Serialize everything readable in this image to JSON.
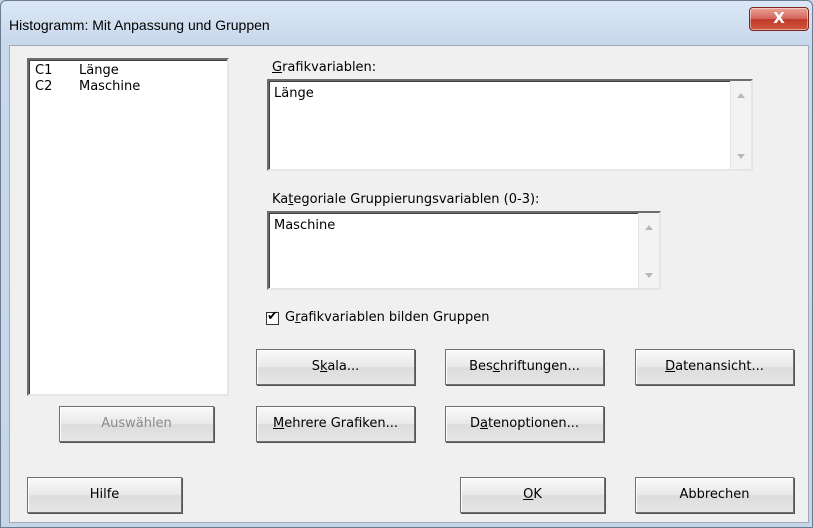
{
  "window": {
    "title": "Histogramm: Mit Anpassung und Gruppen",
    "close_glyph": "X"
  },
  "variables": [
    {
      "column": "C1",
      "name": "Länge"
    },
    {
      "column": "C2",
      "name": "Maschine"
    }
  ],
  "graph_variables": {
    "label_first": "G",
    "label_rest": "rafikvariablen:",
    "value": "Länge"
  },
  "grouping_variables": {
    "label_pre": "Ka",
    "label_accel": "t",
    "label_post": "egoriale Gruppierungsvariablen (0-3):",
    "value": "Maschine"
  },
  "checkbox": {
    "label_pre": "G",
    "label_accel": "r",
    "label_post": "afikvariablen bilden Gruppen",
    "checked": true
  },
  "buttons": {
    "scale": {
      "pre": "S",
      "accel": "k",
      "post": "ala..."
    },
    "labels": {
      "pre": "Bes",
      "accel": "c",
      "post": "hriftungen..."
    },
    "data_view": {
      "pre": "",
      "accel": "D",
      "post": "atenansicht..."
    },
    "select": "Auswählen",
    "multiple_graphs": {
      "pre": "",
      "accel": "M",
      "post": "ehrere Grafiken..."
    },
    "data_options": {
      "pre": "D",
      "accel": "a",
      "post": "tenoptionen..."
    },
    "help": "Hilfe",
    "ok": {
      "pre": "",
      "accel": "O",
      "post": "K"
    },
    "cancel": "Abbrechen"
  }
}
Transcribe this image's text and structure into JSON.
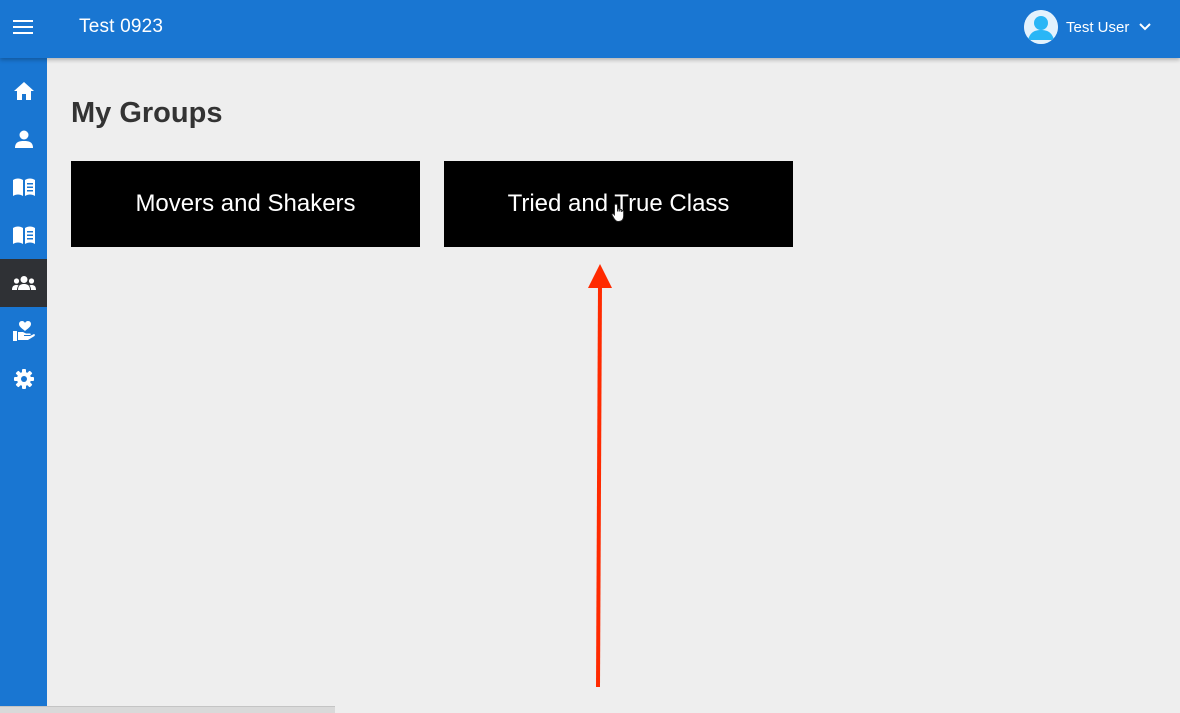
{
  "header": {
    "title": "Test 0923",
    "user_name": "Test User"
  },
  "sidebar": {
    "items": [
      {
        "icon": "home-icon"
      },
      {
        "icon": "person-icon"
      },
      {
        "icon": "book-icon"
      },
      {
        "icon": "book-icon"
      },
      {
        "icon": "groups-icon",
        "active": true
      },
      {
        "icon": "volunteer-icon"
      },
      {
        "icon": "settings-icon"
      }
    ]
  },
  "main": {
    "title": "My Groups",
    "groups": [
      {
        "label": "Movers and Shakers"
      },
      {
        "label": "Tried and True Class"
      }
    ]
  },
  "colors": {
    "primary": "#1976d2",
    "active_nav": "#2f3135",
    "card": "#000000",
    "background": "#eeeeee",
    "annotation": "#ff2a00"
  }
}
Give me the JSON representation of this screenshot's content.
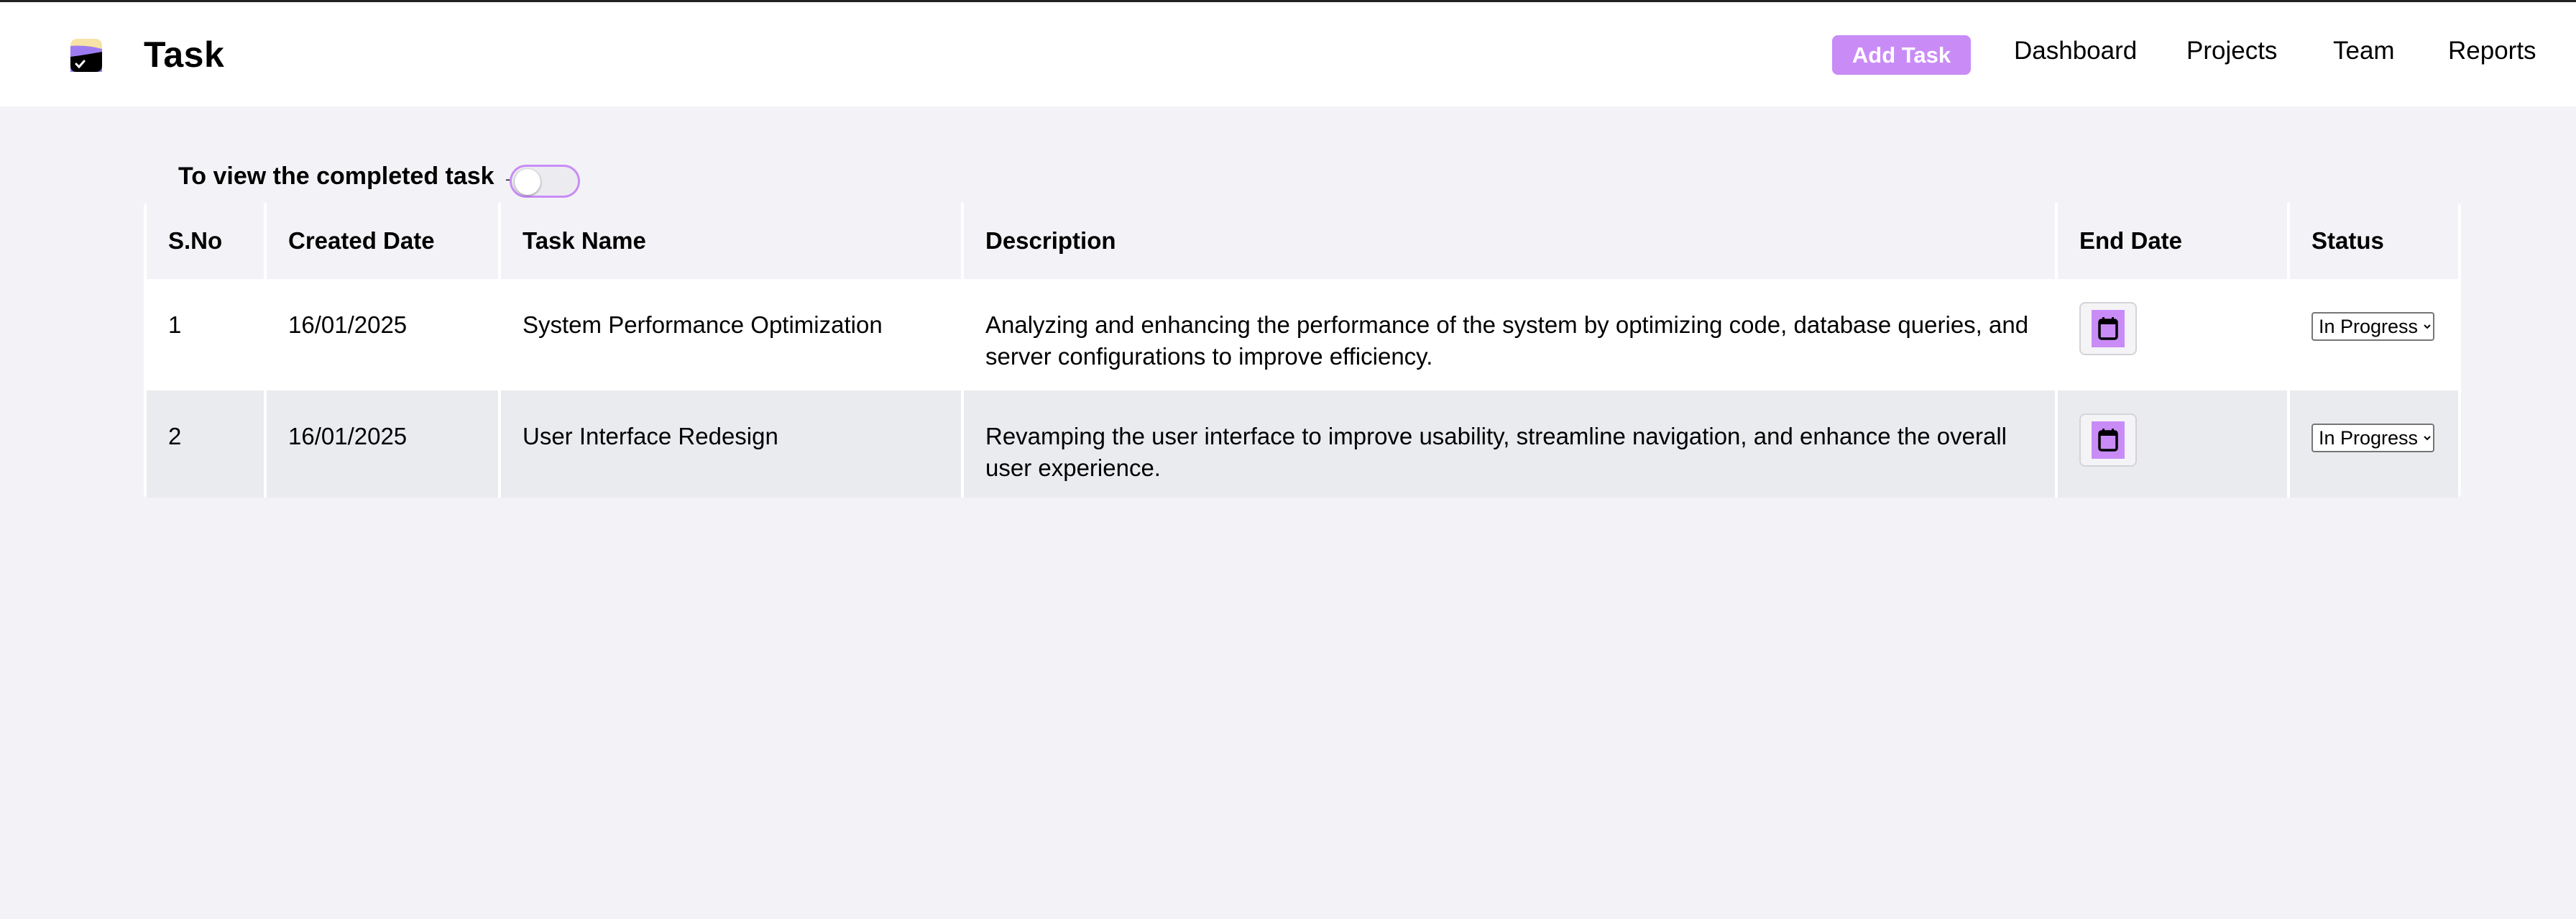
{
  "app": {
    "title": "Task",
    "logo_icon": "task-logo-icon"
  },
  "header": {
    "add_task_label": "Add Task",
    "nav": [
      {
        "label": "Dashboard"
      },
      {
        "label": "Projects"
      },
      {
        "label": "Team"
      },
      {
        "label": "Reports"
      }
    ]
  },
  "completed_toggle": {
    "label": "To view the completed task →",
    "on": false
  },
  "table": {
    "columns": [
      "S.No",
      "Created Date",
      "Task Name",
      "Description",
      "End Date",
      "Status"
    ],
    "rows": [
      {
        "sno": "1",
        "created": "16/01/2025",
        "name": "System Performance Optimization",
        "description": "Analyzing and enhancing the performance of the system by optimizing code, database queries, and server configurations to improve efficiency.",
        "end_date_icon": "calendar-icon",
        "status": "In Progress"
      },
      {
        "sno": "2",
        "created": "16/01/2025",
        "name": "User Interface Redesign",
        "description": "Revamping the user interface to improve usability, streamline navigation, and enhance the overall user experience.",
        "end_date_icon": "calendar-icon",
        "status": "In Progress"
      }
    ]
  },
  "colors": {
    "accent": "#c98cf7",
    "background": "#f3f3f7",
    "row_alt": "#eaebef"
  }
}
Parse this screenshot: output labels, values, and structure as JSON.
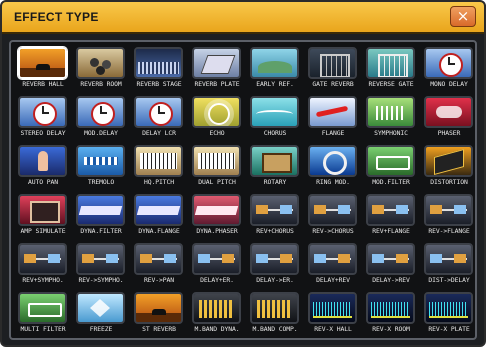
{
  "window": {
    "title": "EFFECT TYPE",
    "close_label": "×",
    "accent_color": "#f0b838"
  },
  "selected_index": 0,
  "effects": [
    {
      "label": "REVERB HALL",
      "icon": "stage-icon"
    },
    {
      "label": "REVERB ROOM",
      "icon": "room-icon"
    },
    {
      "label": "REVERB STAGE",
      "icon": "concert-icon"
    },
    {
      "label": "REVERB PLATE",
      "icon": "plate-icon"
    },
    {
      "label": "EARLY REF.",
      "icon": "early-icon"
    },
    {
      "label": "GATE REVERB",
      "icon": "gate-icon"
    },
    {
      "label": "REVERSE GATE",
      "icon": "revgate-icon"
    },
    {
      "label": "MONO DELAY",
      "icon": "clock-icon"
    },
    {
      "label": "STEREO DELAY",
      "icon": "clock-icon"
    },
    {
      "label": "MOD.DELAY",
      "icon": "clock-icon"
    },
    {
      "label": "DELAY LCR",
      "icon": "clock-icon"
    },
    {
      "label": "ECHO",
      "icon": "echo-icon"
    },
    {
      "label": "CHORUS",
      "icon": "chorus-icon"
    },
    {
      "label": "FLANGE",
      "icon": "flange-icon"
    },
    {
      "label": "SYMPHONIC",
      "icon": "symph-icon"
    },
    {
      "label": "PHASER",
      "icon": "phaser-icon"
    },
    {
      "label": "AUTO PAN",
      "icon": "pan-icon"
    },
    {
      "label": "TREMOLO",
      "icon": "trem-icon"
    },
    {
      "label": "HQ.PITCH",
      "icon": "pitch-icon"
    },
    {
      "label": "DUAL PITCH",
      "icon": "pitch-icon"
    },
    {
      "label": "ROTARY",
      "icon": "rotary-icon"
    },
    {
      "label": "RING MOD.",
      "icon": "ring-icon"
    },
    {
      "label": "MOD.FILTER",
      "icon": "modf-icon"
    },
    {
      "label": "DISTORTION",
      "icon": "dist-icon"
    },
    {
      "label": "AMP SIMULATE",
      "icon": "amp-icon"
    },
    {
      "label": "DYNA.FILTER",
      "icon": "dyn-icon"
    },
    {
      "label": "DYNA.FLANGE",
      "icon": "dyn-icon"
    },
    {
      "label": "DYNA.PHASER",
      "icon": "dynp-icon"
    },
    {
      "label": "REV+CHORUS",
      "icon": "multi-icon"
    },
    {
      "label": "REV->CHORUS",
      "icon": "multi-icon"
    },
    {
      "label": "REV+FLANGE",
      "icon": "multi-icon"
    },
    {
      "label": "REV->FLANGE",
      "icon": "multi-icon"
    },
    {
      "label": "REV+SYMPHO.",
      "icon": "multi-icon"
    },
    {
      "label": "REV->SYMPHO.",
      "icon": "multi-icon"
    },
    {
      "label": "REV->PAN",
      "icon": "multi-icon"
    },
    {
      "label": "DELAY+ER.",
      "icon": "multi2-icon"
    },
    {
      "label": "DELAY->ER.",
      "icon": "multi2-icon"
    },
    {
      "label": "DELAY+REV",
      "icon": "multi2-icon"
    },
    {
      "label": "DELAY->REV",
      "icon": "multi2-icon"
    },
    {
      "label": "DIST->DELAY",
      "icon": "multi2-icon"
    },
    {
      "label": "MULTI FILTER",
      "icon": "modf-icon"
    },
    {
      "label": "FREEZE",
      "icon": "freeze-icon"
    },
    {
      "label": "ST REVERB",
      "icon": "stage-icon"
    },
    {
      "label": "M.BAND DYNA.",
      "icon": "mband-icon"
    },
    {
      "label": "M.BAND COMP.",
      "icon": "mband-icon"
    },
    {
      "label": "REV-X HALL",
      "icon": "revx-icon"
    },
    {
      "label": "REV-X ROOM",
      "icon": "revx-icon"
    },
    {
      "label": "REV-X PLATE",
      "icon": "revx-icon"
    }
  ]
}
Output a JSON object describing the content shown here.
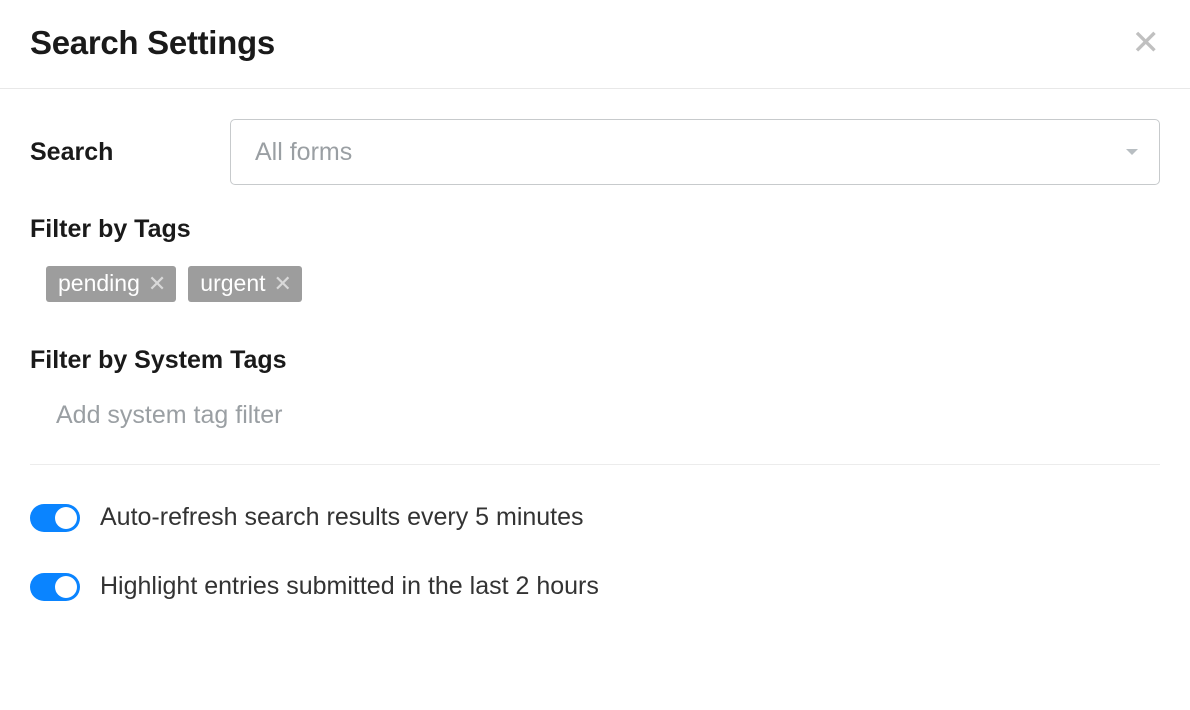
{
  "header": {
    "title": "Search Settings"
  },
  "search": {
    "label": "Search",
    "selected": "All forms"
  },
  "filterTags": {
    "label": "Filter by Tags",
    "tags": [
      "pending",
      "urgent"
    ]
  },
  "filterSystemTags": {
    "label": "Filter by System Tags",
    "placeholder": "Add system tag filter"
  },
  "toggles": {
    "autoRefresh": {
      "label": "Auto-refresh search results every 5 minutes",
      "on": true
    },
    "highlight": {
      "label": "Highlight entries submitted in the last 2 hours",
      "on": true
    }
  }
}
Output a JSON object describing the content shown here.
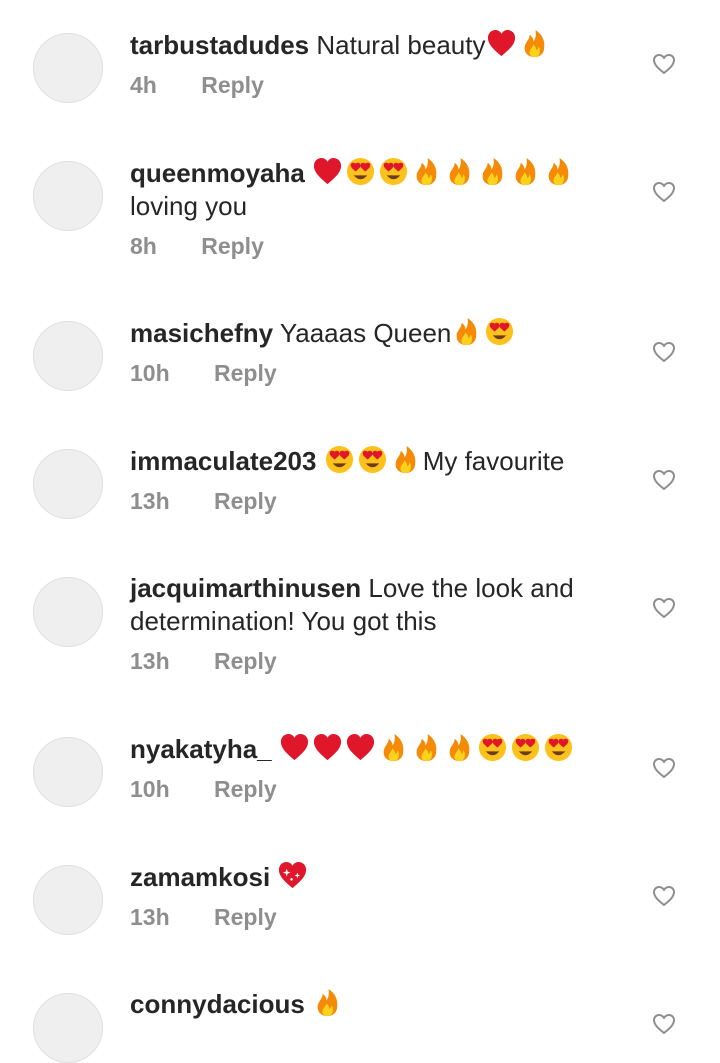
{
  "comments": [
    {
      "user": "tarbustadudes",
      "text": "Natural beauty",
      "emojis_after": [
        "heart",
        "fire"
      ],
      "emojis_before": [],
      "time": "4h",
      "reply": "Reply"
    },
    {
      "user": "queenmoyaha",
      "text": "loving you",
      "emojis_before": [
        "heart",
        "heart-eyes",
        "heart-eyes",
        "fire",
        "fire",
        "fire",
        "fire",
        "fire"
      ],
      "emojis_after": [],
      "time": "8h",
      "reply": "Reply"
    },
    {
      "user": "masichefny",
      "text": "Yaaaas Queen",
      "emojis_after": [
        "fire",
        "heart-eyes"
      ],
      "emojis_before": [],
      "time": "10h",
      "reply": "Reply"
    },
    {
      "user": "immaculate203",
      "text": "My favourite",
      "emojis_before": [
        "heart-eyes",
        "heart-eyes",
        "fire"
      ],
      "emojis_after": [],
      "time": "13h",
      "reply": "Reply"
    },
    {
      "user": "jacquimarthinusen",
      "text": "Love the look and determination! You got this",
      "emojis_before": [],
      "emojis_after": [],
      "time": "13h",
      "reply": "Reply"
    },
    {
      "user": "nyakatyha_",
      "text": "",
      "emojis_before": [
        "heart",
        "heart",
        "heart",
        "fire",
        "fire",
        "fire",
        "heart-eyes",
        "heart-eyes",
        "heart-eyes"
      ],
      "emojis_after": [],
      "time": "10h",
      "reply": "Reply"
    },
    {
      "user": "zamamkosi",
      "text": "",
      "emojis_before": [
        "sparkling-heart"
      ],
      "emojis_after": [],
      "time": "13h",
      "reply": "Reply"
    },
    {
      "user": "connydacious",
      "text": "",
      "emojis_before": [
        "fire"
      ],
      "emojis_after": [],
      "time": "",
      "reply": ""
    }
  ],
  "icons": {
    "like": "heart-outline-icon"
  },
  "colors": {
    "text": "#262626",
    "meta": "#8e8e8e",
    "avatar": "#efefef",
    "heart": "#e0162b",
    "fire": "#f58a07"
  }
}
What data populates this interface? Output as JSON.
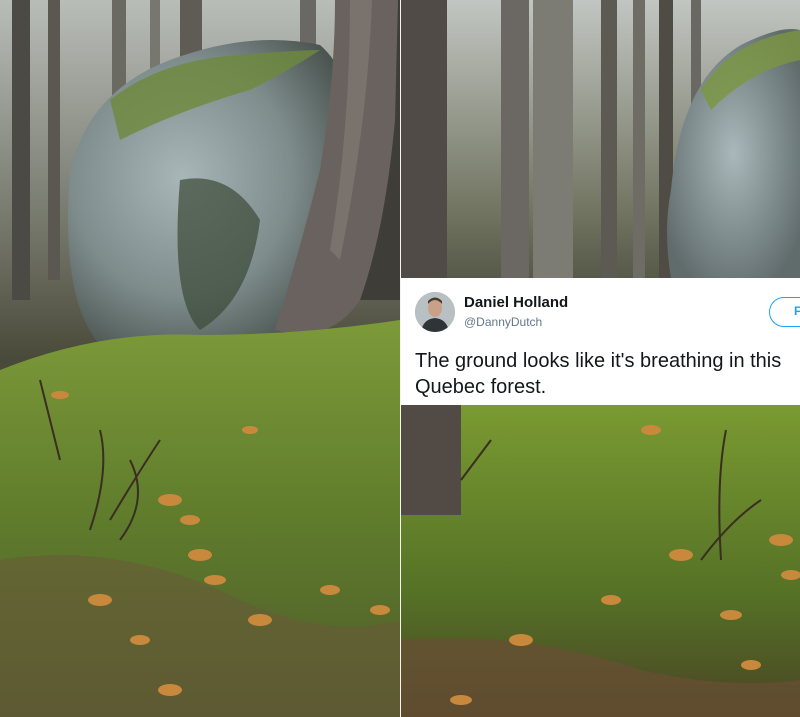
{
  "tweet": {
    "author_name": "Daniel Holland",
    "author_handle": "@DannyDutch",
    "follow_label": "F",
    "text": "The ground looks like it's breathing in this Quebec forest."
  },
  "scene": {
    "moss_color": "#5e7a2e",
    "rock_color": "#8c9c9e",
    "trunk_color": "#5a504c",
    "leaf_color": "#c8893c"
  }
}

==============================

• [GIVEN INSTRUCTION]: Retype only the lines above from the one with "What data populates" through the last, both ends included, keeping every picture out of the copy.

• [RESPONSE TO THIS EXERCISE]:
What data populates this interface? Output as JSON.
{
  "tweet": {
    "author_name": "Daniel Holland",
    "author_handle": "@DannyDutch",
    "follow_label": "F",
    "text": "The ground looks like it's breathing in this Quebec forest."
  },
  "scene": {
    "moss_color": "#5e7a2e",
    "rock_color": "#8c9c9e",
    "trunk_color": "#5a504c",
    "leaf_color": "#c8893c"
  }
}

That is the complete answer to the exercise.